§ **What the task requires**: Every entry that follows should be repeated exactly; drop the images.

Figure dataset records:
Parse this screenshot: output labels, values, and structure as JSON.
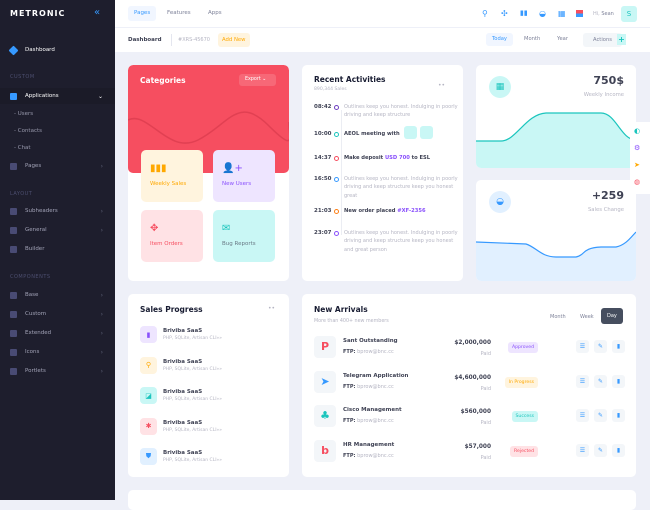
{
  "brand": "METRONIC",
  "sidebar": {
    "dashboard": "Dashboard",
    "sections": [
      "CUSTOM",
      "LAYOUT",
      "COMPONENTS"
    ],
    "applications": "Applications",
    "subitems": [
      "Users",
      "Contacts",
      "Chat"
    ],
    "pages": "Pages",
    "layout_items": [
      "Subheaders",
      "General",
      "Builder"
    ],
    "component_items": [
      "Base",
      "Custom",
      "Extended",
      "Icons",
      "Portlets"
    ]
  },
  "header": {
    "nav": [
      "Pages",
      "Features",
      "Apps"
    ],
    "greeting": "Hi,",
    "user": "Sean",
    "avatar": "S"
  },
  "subheader": {
    "title": "Dashboard",
    "code": "#XRS-45670",
    "add_new": "Add New",
    "ranges": [
      "Today",
      "Month",
      "Year"
    ],
    "actions": "Actions"
  },
  "categories": {
    "title": "Categories",
    "export": "Export",
    "tiles": [
      "Weekly Sales",
      "New Users",
      "Item Orders",
      "Bug Reports"
    ]
  },
  "activities": {
    "title": "Recent Activities",
    "subtitle": "890,344 Sales",
    "items": [
      {
        "time": "08:42",
        "text": "Outlines keep you honest. Indulging in poorly driving and keep structure",
        "color": "#6f42c1"
      },
      {
        "time": "10:00",
        "text": "AEOL meeting with",
        "color": "#1bc5bd"
      },
      {
        "time": "14:37",
        "pre": "Make deposit ",
        "hl": "USD 700",
        "post": " to ESL",
        "color": "#f64e60"
      },
      {
        "time": "16:50",
        "text": "Outlines keep you honest. Indulging in poorly driving and keep structure keep you honest great",
        "color": "#3699ff"
      },
      {
        "time": "21:03",
        "pre": "New order placed ",
        "hl": "#XF-2356",
        "post": "",
        "color": "#fd7e14"
      },
      {
        "time": "23:07",
        "text": "Outlines keep you honest. Indulging in poorly driving and keep structure keep you honest and great person",
        "color": "#8950fc"
      }
    ]
  },
  "weekly_income": {
    "value": "750$",
    "label": "Weekly Income"
  },
  "sales_change": {
    "value": "+259",
    "label": "Sales Change"
  },
  "sales_progress": {
    "title": "Sales Progress",
    "items": [
      {
        "name": "Briviba SaaS",
        "desc": "PHP, SQLite, Artisan CLI»»"
      },
      {
        "name": "Briviba SaaS",
        "desc": "PHP, SQLite, Artisan CLI»»"
      },
      {
        "name": "Briviba SaaS",
        "desc": "PHP, SQLite, Artisan CLI»»"
      },
      {
        "name": "Briviba SaaS",
        "desc": "PHP, SQLite, Artisan CLI»»"
      },
      {
        "name": "Briviba SaaS",
        "desc": "PHP, SQLite, Artisan CLI»»"
      }
    ]
  },
  "new_arrivals": {
    "title": "New Arrivals",
    "subtitle": "More than 400+ new members",
    "tabs": [
      "Month",
      "Week",
      "Day"
    ],
    "active_tab": "Day",
    "ftp_label": "FTP:",
    "rows": [
      {
        "name": "Sant Outstanding",
        "ftp": "bprow@bnc.cc",
        "amount": "$2,000,000",
        "paid": "Paid",
        "status": "Approved"
      },
      {
        "name": "Telegram Application",
        "ftp": "bprow@bnc.cc",
        "amount": "$4,600,000",
        "paid": "Paid",
        "status": "In Progress"
      },
      {
        "name": "Cisco Management",
        "ftp": "bprow@bnc.cc",
        "amount": "$560,000",
        "paid": "Paid",
        "status": "Success"
      },
      {
        "name": "HR Management",
        "ftp": "bprow@bnc.cc",
        "amount": "$57,000",
        "paid": "Paid",
        "status": "Rejected"
      }
    ]
  }
}
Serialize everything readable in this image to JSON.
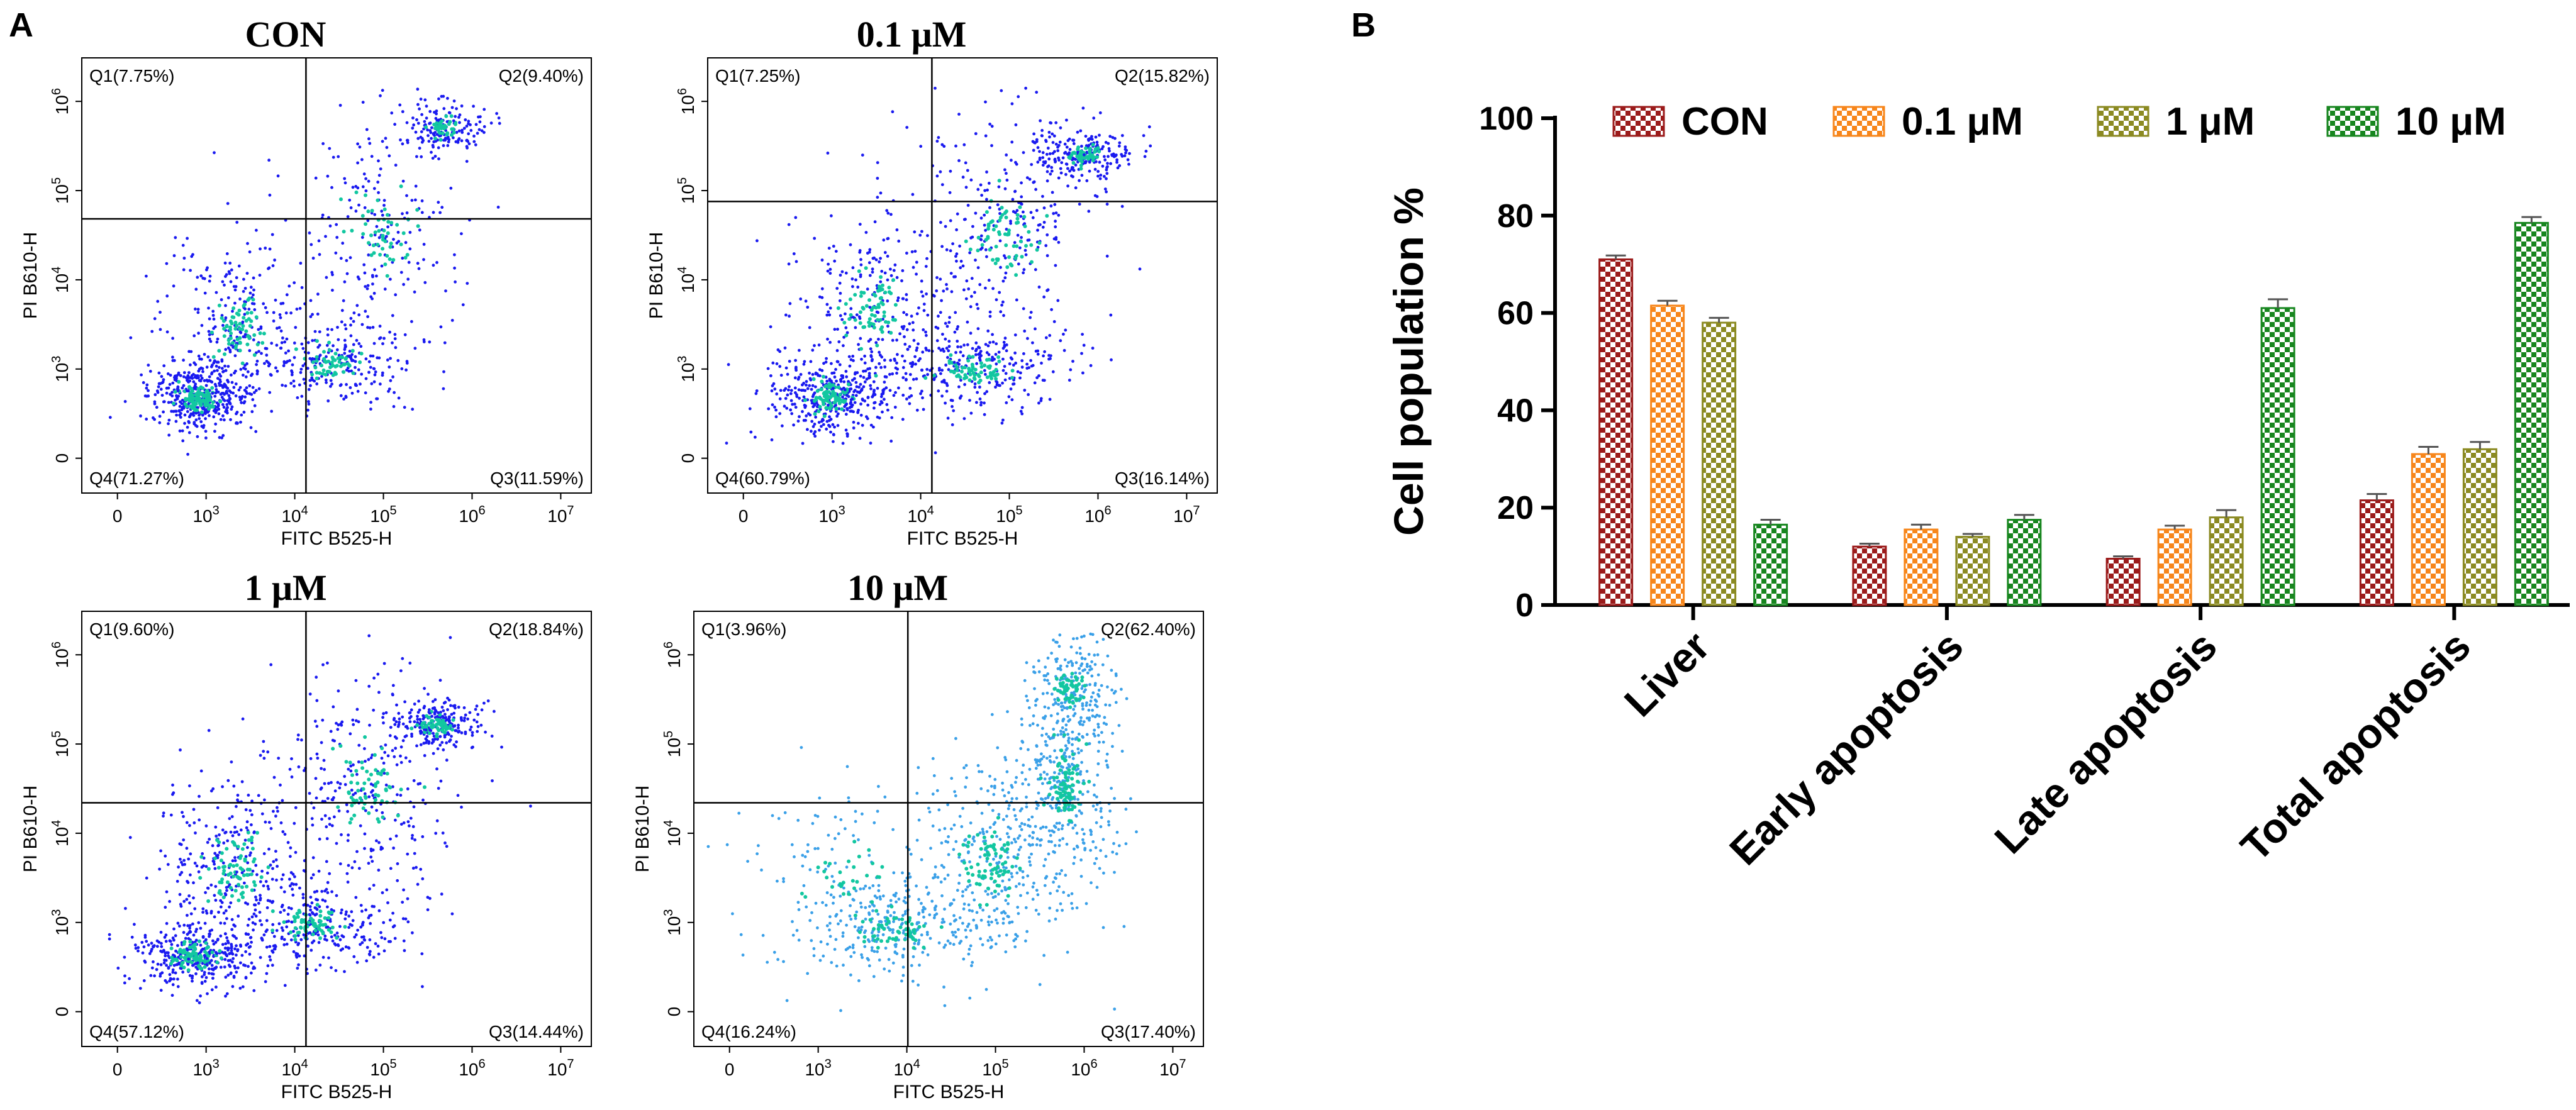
{
  "panel_a_letter": "A",
  "panel_b_letter": "B",
  "flow_panels": [
    {
      "title": "CON",
      "q1": "Q1(7.75%)",
      "q2": "Q2(9.40%)",
      "q3": "Q3(11.59%)",
      "q4": "Q4(71.27%)",
      "ylabel": "PI B610-H",
      "xlabel": "FITC B525-H"
    },
    {
      "title": "0.1 μM",
      "q1": "Q1(7.25%)",
      "q2": "Q2(15.82%)",
      "q3": "Q3(16.14%)",
      "q4": "Q4(60.79%)",
      "ylabel": "PI B610-H",
      "xlabel": "FITC B525-H"
    },
    {
      "title": "1 μM",
      "q1": "Q1(9.60%)",
      "q2": "Q2(18.84%)",
      "q3": "Q3(14.44%)",
      "q4": "Q4(57.12%)",
      "ylabel": "PI B610-H",
      "xlabel": "FITC B525-H"
    },
    {
      "title": "10 μM",
      "q1": "Q1(3.96%)",
      "q2": "Q2(62.40%)",
      "q3": "Q3(17.40%)",
      "q4": "Q4(16.24%)",
      "ylabel": "PI B610-H",
      "xlabel": "FITC B525-H"
    }
  ],
  "flow_x_ticks": [
    {
      "base": "0",
      "exp": ""
    },
    {
      "base": "10",
      "exp": "3"
    },
    {
      "base": "10",
      "exp": "4"
    },
    {
      "base": "10",
      "exp": "5"
    },
    {
      "base": "10",
      "exp": "6"
    },
    {
      "base": "10",
      "exp": "7"
    }
  ],
  "flow_y_ticks": [
    {
      "base": "0",
      "exp": ""
    },
    {
      "base": "10",
      "exp": "3"
    },
    {
      "base": "10",
      "exp": "4"
    },
    {
      "base": "10",
      "exp": "5"
    },
    {
      "base": "10",
      "exp": "6"
    }
  ],
  "colors": {
    "CON": "#9b1b1b",
    "0.1 μM": "#f7861b",
    "1 μM": "#8b8a22",
    "10 μM": "#17861f",
    "dots_dark": "#1a1af0",
    "dots_light": "#3aa0e8"
  },
  "chart_data": {
    "type": "bar",
    "ylabel": "Cell population %",
    "xlabel": "",
    "ylim": [
      0,
      100
    ],
    "yticks": [
      "0",
      "20",
      "40",
      "60",
      "80",
      "100"
    ],
    "legend_position": "top",
    "categories": [
      "Liver",
      "Early apoptosis",
      "Late apoptosis",
      "Total apoptosis"
    ],
    "series": [
      {
        "name": "CON",
        "values": [
          71,
          12,
          9.5,
          21.5
        ],
        "errors": [
          0.8,
          0.6,
          0.5,
          1.3
        ]
      },
      {
        "name": "0.1 μM",
        "values": [
          61.5,
          15.5,
          15.5,
          31
        ],
        "errors": [
          1.0,
          1.0,
          0.8,
          1.5
        ]
      },
      {
        "name": "1 μM",
        "values": [
          58,
          14,
          18,
          32
        ],
        "errors": [
          1.0,
          0.6,
          1.5,
          1.5
        ]
      },
      {
        "name": "10 μM",
        "values": [
          16.5,
          17.5,
          61,
          78.5
        ],
        "errors": [
          1.0,
          1.0,
          1.8,
          1.2
        ]
      }
    ]
  }
}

§ **Answer to this problem**:
Parse this screenshot: output labels, values, and structure as JSON.
{
  "brand": "METRONIC",
  "sidebar": {
    "dashboard": "Dashboard",
    "sections": [
      "CUSTOM",
      "LAYOUT",
      "COMPONENTS"
    ],
    "applications": "Applications",
    "subitems": [
      "Users",
      "Contacts",
      "Chat"
    ],
    "pages": "Pages",
    "layout_items": [
      "Subheaders",
      "General",
      "Builder"
    ],
    "component_items": [
      "Base",
      "Custom",
      "Extended",
      "Icons",
      "Portlets"
    ]
  },
  "header": {
    "nav": [
      "Pages",
      "Features",
      "Apps"
    ],
    "greeting": "Hi,",
    "user": "Sean",
    "avatar": "S"
  },
  "subheader": {
    "title": "Dashboard",
    "code": "#XRS-45670",
    "add_new": "Add New",
    "ranges": [
      "Today",
      "Month",
      "Year"
    ],
    "actions": "Actions"
  },
  "categories": {
    "title": "Categories",
    "export": "Export",
    "tiles": [
      "Weekly Sales",
      "New Users",
      "Item Orders",
      "Bug Reports"
    ]
  },
  "activities": {
    "title": "Recent Activities",
    "subtitle": "890,344 Sales",
    "items": [
      {
        "time": "08:42",
        "text": "Outlines keep you honest. Indulging in poorly driving and keep structure",
        "color": "#6f42c1"
      },
      {
        "time": "10:00",
        "text": "AEOL meeting with",
        "color": "#1bc5bd"
      },
      {
        "time": "14:37",
        "pre": "Make deposit ",
        "hl": "USD 700",
        "post": " to ESL",
        "color": "#f64e60"
      },
      {
        "time": "16:50",
        "text": "Outlines keep you honest. Indulging in poorly driving and keep structure keep you honest great",
        "color": "#3699ff"
      },
      {
        "time": "21:03",
        "pre": "New order placed ",
        "hl": "#XF-2356",
        "post": "",
        "color": "#fd7e14"
      },
      {
        "time": "23:07",
        "text": "Outlines keep you honest. Indulging in poorly driving and keep structure keep you honest and great person",
        "color": "#8950fc"
      }
    ]
  },
  "weekly_income": {
    "value": "750$",
    "label": "Weekly Income"
  },
  "sales_change": {
    "value": "+259",
    "label": "Sales Change"
  },
  "sales_progress": {
    "title": "Sales Progress",
    "items": [
      {
        "name": "Briviba SaaS",
        "desc": "PHP, SQLite, Artisan CLI»»"
      },
      {
        "name": "Briviba SaaS",
        "desc": "PHP, SQLite, Artisan CLI»»"
      },
      {
        "name": "Briviba SaaS",
        "desc": "PHP, SQLite, Artisan CLI»»"
      },
      {
        "name": "Briviba SaaS",
        "desc": "PHP, SQLite, Artisan CLI»»"
      },
      {
        "name": "Briviba SaaS",
        "desc": "PHP, SQLite, Artisan CLI»»"
      }
    ]
  },
  "new_arrivals": {
    "title": "New Arrivals",
    "subtitle": "More than 400+ new members",
    "tabs": [
      "Month",
      "Week",
      "Day"
    ],
    "active_tab": "Day",
    "ftp_label": "FTP:",
    "rows": [
      {
        "name": "Sant Outstanding",
        "ftp": "bprow@bnc.cc",
        "amount": "$2,000,000",
        "paid": "Paid",
        "status": "Approved"
      },
      {
        "name": "Telegram Application",
        "ftp": "bprow@bnc.cc",
        "amount": "$4,600,000",
        "paid": "Paid",
        "status": "In Progress"
      },
      {
        "name": "Cisco Management",
        "ftp": "bprow@bnc.cc",
        "amount": "$560,000",
        "paid": "Paid",
        "status": "Success"
      },
      {
        "name": "HR Management",
        "ftp": "bprow@bnc.cc",
        "amount": "$57,000",
        "paid": "Paid",
        "status": "Rejected"
      }
    ]
  }
}
Serialize everything readable in this image to JSON.
{
  "panel_a_letter": "A",
  "panel_b_letter": "B",
  "flow_panels": [
    {
      "title": "CON",
      "q1": "Q1(7.75%)",
      "q2": "Q2(9.40%)",
      "q3": "Q3(11.59%)",
      "q4": "Q4(71.27%)",
      "ylabel": "PI B610-H",
      "xlabel": "FITC B525-H"
    },
    {
      "title": "0.1 μM",
      "q1": "Q1(7.25%)",
      "q2": "Q2(15.82%)",
      "q3": "Q3(16.14%)",
      "q4": "Q4(60.79%)",
      "ylabel": "PI B610-H",
      "xlabel": "FITC B525-H"
    },
    {
      "title": "1 μM",
      "q1": "Q1(9.60%)",
      "q2": "Q2(18.84%)",
      "q3": "Q3(14.44%)",
      "q4": "Q4(57.12%)",
      "ylabel": "PI B610-H",
      "xlabel": "FITC B525-H"
    },
    {
      "title": "10 μM",
      "q1": "Q1(3.96%)",
      "q2": "Q2(62.40%)",
      "q3": "Q3(17.40%)",
      "q4": "Q4(16.24%)",
      "ylabel": "PI B610-H",
      "xlabel": "FITC B525-H"
    }
  ],
  "flow_x_ticks": [
    {
      "base": "0",
      "exp": ""
    },
    {
      "base": "10",
      "exp": "3"
    },
    {
      "base": "10",
      "exp": "4"
    },
    {
      "base": "10",
      "exp": "5"
    },
    {
      "base": "10",
      "exp": "6"
    },
    {
      "base": "10",
      "exp": "7"
    }
  ],
  "flow_y_ticks": [
    {
      "base": "0",
      "exp": ""
    },
    {
      "base": "10",
      "exp": "3"
    },
    {
      "base": "10",
      "exp": "4"
    },
    {
      "base": "10",
      "exp": "5"
    },
    {
      "base": "10",
      "exp": "6"
    }
  ],
  "colors": {
    "CON": "#9b1b1b",
    "0.1 μM": "#f7861b",
    "1 μM": "#8b8a22",
    "10 μM": "#17861f",
    "dots_dark": "#1a1af0",
    "dots_light": "#3aa0e8"
  },
  "chart_data": {
    "type": "bar",
    "ylabel": "Cell population %",
    "xlabel": "",
    "ylim": [
      0,
      100
    ],
    "yticks": [
      "0",
      "20",
      "40",
      "60",
      "80",
      "100"
    ],
    "legend_position": "top",
    "categories": [
      "Liver",
      "Early apoptosis",
      "Late apoptosis",
      "Total apoptosis"
    ],
    "series": [
      {
        "name": "CON",
        "values": [
          71,
          12,
          9.5,
          21.5
        ],
        "errors": [
          0.8,
          0.6,
          0.5,
          1.3
        ]
      },
      {
        "name": "0.1 μM",
        "values": [
          61.5,
          15.5,
          15.5,
          31
        ],
        "errors": [
          1.0,
          1.0,
          0.8,
          1.5
        ]
      },
      {
        "name": "1 μM",
        "values": [
          58,
          14,
          18,
          32
        ],
        "errors": [
          1.0,
          0.6,
          1.5,
          1.5
        ]
      },
      {
        "name": "10 μM",
        "values": [
          16.5,
          17.5,
          61,
          78.5
        ],
        "errors": [
          1.0,
          1.0,
          1.8,
          1.2
        ]
      }
    ]
  }
}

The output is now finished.